**WHAT TO WORK ON:** Write out the listing below again, precisely as it is given.

(Items from a dataset)
####
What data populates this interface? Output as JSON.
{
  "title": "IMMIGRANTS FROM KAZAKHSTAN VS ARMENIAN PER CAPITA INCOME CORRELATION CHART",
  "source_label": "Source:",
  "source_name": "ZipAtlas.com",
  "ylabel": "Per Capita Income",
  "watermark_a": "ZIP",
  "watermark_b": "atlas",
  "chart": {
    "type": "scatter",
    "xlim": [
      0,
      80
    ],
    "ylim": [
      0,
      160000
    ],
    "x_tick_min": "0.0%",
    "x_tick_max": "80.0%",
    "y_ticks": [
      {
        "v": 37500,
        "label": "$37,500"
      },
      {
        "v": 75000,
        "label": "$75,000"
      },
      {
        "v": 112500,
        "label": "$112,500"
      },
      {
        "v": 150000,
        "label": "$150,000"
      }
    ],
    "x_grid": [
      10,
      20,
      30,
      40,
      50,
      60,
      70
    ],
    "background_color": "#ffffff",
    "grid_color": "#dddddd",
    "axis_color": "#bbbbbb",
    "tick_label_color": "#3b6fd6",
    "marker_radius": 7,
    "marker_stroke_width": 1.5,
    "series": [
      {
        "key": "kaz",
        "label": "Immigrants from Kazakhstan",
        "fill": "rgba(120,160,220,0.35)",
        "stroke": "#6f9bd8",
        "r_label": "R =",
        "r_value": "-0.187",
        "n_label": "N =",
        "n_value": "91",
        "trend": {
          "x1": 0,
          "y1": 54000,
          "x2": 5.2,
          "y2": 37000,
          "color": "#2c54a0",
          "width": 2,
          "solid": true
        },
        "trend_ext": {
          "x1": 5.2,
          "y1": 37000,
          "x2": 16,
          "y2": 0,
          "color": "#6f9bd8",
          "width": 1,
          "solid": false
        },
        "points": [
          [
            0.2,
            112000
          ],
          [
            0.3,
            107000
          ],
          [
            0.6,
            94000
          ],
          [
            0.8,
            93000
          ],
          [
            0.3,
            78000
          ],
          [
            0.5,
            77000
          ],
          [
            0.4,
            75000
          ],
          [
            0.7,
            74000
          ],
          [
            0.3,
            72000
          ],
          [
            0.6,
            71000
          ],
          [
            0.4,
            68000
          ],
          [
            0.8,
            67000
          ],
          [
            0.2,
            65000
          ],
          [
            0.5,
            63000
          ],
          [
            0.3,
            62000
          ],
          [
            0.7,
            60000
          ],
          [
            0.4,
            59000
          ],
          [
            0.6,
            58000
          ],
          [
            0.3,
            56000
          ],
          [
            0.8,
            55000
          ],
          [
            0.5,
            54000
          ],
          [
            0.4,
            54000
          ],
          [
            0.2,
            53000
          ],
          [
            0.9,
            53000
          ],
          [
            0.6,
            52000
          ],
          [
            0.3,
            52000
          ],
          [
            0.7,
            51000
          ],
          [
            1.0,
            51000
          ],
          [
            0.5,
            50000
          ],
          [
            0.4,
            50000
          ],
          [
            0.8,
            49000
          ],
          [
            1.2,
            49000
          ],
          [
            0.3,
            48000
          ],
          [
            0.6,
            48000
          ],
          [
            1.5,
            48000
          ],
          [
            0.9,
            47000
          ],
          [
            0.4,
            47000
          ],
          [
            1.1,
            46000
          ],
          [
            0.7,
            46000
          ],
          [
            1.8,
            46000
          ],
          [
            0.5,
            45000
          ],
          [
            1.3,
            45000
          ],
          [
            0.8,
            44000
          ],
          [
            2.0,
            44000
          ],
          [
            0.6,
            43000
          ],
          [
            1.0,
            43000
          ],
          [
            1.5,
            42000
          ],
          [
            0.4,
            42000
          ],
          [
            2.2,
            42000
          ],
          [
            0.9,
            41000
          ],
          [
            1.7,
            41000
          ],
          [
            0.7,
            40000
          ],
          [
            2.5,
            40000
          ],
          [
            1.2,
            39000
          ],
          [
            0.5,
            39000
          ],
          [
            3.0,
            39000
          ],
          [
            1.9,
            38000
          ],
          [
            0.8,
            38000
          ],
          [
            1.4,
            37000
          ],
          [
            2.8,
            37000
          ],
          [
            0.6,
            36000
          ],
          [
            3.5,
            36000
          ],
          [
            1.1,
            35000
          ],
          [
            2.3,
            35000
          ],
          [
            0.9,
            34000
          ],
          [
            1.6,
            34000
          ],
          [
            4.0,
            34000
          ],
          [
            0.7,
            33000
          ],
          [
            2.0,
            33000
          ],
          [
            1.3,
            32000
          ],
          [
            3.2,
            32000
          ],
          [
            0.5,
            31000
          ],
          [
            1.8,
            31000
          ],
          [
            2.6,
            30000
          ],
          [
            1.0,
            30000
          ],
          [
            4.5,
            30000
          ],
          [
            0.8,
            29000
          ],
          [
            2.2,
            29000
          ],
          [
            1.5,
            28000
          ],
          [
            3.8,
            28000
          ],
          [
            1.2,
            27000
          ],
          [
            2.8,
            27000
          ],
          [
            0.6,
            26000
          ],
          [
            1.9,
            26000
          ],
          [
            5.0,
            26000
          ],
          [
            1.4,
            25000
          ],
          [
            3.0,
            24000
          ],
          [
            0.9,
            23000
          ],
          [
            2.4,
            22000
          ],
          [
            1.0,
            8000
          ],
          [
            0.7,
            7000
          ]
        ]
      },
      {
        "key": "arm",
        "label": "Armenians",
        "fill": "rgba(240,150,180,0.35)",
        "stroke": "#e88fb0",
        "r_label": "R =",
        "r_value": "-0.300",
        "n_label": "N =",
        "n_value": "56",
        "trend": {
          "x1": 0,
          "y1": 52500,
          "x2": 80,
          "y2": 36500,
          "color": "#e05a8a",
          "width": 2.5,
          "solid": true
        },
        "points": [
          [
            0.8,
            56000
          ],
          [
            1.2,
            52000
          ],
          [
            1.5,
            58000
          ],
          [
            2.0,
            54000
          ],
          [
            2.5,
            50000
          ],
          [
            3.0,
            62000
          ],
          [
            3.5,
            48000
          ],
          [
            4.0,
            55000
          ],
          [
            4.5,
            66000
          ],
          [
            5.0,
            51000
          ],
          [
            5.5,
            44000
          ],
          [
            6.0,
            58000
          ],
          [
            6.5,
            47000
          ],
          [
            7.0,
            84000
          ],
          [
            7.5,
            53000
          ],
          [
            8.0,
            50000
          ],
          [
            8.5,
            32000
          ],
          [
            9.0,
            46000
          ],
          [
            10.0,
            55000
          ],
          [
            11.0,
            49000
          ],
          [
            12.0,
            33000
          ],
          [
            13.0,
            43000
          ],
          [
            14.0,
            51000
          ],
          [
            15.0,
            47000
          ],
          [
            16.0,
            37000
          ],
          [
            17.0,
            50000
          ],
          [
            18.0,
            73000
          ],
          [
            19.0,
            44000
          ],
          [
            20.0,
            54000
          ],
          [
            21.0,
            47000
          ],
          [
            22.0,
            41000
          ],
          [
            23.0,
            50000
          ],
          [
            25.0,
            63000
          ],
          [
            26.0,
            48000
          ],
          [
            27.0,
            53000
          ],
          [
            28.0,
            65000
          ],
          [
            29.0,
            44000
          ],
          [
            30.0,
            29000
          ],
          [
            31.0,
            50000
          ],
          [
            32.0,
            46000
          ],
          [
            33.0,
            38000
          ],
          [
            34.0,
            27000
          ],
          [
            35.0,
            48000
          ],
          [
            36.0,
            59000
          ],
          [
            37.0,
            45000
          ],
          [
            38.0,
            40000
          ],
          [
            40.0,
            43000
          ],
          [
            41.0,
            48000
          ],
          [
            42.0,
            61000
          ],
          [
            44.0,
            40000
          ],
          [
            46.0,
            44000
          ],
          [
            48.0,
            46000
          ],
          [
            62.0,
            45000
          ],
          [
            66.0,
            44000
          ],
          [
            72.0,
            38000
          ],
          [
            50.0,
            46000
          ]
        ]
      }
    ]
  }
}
####
**RESULT OF THIS EXERCISE:**
What data populates this interface? Output as JSON.
{
  "title": "IMMIGRANTS FROM KAZAKHSTAN VS ARMENIAN PER CAPITA INCOME CORRELATION CHART",
  "source_label": "Source:",
  "source_name": "ZipAtlas.com",
  "ylabel": "Per Capita Income",
  "watermark_a": "ZIP",
  "watermark_b": "atlas",
  "chart": {
    "type": "scatter",
    "xlim": [
      0,
      80
    ],
    "ylim": [
      0,
      160000
    ],
    "x_tick_min": "0.0%",
    "x_tick_max": "80.0%",
    "y_ticks": [
      {
        "v": 37500,
        "label": "$37,500"
      },
      {
        "v": 75000,
        "label": "$75,000"
      },
      {
        "v": 112500,
        "label": "$112,500"
      },
      {
        "v": 150000,
        "label": "$150,000"
      }
    ],
    "x_grid": [
      10,
      20,
      30,
      40,
      50,
      60,
      70
    ],
    "background_color": "#ffffff",
    "grid_color": "#dddddd",
    "axis_color": "#bbbbbb",
    "tick_label_color": "#3b6fd6",
    "marker_radius": 7,
    "marker_stroke_width": 1.5,
    "series": [
      {
        "key": "kaz",
        "label": "Immigrants from Kazakhstan",
        "fill": "rgba(120,160,220,0.35)",
        "stroke": "#6f9bd8",
        "r_label": "R =",
        "r_value": "-0.187",
        "n_label": "N =",
        "n_value": "91",
        "trend": {
          "x1": 0,
          "y1": 54000,
          "x2": 5.2,
          "y2": 37000,
          "color": "#2c54a0",
          "width": 2,
          "solid": true
        },
        "trend_ext": {
          "x1": 5.2,
          "y1": 37000,
          "x2": 16,
          "y2": 0,
          "color": "#6f9bd8",
          "width": 1,
          "solid": false
        },
        "points": [
          [
            0.2,
            112000
          ],
          [
            0.3,
            107000
          ],
          [
            0.6,
            94000
          ],
          [
            0.8,
            93000
          ],
          [
            0.3,
            78000
          ],
          [
            0.5,
            77000
          ],
          [
            0.4,
            75000
          ],
          [
            0.7,
            74000
          ],
          [
            0.3,
            72000
          ],
          [
            0.6,
            71000
          ],
          [
            0.4,
            68000
          ],
          [
            0.8,
            67000
          ],
          [
            0.2,
            65000
          ],
          [
            0.5,
            63000
          ],
          [
            0.3,
            62000
          ],
          [
            0.7,
            60000
          ],
          [
            0.4,
            59000
          ],
          [
            0.6,
            58000
          ],
          [
            0.3,
            56000
          ],
          [
            0.8,
            55000
          ],
          [
            0.5,
            54000
          ],
          [
            0.4,
            54000
          ],
          [
            0.2,
            53000
          ],
          [
            0.9,
            53000
          ],
          [
            0.6,
            52000
          ],
          [
            0.3,
            52000
          ],
          [
            0.7,
            51000
          ],
          [
            1.0,
            51000
          ],
          [
            0.5,
            50000
          ],
          [
            0.4,
            50000
          ],
          [
            0.8,
            49000
          ],
          [
            1.2,
            49000
          ],
          [
            0.3,
            48000
          ],
          [
            0.6,
            48000
          ],
          [
            1.5,
            48000
          ],
          [
            0.9,
            47000
          ],
          [
            0.4,
            47000
          ],
          [
            1.1,
            46000
          ],
          [
            0.7,
            46000
          ],
          [
            1.8,
            46000
          ],
          [
            0.5,
            45000
          ],
          [
            1.3,
            45000
          ],
          [
            0.8,
            44000
          ],
          [
            2.0,
            44000
          ],
          [
            0.6,
            43000
          ],
          [
            1.0,
            43000
          ],
          [
            1.5,
            42000
          ],
          [
            0.4,
            42000
          ],
          [
            2.2,
            42000
          ],
          [
            0.9,
            41000
          ],
          [
            1.7,
            41000
          ],
          [
            0.7,
            40000
          ],
          [
            2.5,
            40000
          ],
          [
            1.2,
            39000
          ],
          [
            0.5,
            39000
          ],
          [
            3.0,
            39000
          ],
          [
            1.9,
            38000
          ],
          [
            0.8,
            38000
          ],
          [
            1.4,
            37000
          ],
          [
            2.8,
            37000
          ],
          [
            0.6,
            36000
          ],
          [
            3.5,
            36000
          ],
          [
            1.1,
            35000
          ],
          [
            2.3,
            35000
          ],
          [
            0.9,
            34000
          ],
          [
            1.6,
            34000
          ],
          [
            4.0,
            34000
          ],
          [
            0.7,
            33000
          ],
          [
            2.0,
            33000
          ],
          [
            1.3,
            32000
          ],
          [
            3.2,
            32000
          ],
          [
            0.5,
            31000
          ],
          [
            1.8,
            31000
          ],
          [
            2.6,
            30000
          ],
          [
            1.0,
            30000
          ],
          [
            4.5,
            30000
          ],
          [
            0.8,
            29000
          ],
          [
            2.2,
            29000
          ],
          [
            1.5,
            28000
          ],
          [
            3.8,
            28000
          ],
          [
            1.2,
            27000
          ],
          [
            2.8,
            27000
          ],
          [
            0.6,
            26000
          ],
          [
            1.9,
            26000
          ],
          [
            5.0,
            26000
          ],
          [
            1.4,
            25000
          ],
          [
            3.0,
            24000
          ],
          [
            0.9,
            23000
          ],
          [
            2.4,
            22000
          ],
          [
            1.0,
            8000
          ],
          [
            0.7,
            7000
          ]
        ]
      },
      {
        "key": "arm",
        "label": "Armenians",
        "fill": "rgba(240,150,180,0.35)",
        "stroke": "#e88fb0",
        "r_label": "R =",
        "r_value": "-0.300",
        "n_label": "N =",
        "n_value": "56",
        "trend": {
          "x1": 0,
          "y1": 52500,
          "x2": 80,
          "y2": 36500,
          "color": "#e05a8a",
          "width": 2.5,
          "solid": true
        },
        "points": [
          [
            0.8,
            56000
          ],
          [
            1.2,
            52000
          ],
          [
            1.5,
            58000
          ],
          [
            2.0,
            54000
          ],
          [
            2.5,
            50000
          ],
          [
            3.0,
            62000
          ],
          [
            3.5,
            48000
          ],
          [
            4.0,
            55000
          ],
          [
            4.5,
            66000
          ],
          [
            5.0,
            51000
          ],
          [
            5.5,
            44000
          ],
          [
            6.0,
            58000
          ],
          [
            6.5,
            47000
          ],
          [
            7.0,
            84000
          ],
          [
            7.5,
            53000
          ],
          [
            8.0,
            50000
          ],
          [
            8.5,
            32000
          ],
          [
            9.0,
            46000
          ],
          [
            10.0,
            55000
          ],
          [
            11.0,
            49000
          ],
          [
            12.0,
            33000
          ],
          [
            13.0,
            43000
          ],
          [
            14.0,
            51000
          ],
          [
            15.0,
            47000
          ],
          [
            16.0,
            37000
          ],
          [
            17.0,
            50000
          ],
          [
            18.0,
            73000
          ],
          [
            19.0,
            44000
          ],
          [
            20.0,
            54000
          ],
          [
            21.0,
            47000
          ],
          [
            22.0,
            41000
          ],
          [
            23.0,
            50000
          ],
          [
            25.0,
            63000
          ],
          [
            26.0,
            48000
          ],
          [
            27.0,
            53000
          ],
          [
            28.0,
            65000
          ],
          [
            29.0,
            44000
          ],
          [
            30.0,
            29000
          ],
          [
            31.0,
            50000
          ],
          [
            32.0,
            46000
          ],
          [
            33.0,
            38000
          ],
          [
            34.0,
            27000
          ],
          [
            35.0,
            48000
          ],
          [
            36.0,
            59000
          ],
          [
            37.0,
            45000
          ],
          [
            38.0,
            40000
          ],
          [
            40.0,
            43000
          ],
          [
            41.0,
            48000
          ],
          [
            42.0,
            61000
          ],
          [
            44.0,
            40000
          ],
          [
            46.0,
            44000
          ],
          [
            48.0,
            46000
          ],
          [
            62.0,
            45000
          ],
          [
            66.0,
            44000
          ],
          [
            72.0,
            38000
          ],
          [
            50.0,
            46000
          ]
        ]
      }
    ]
  }
}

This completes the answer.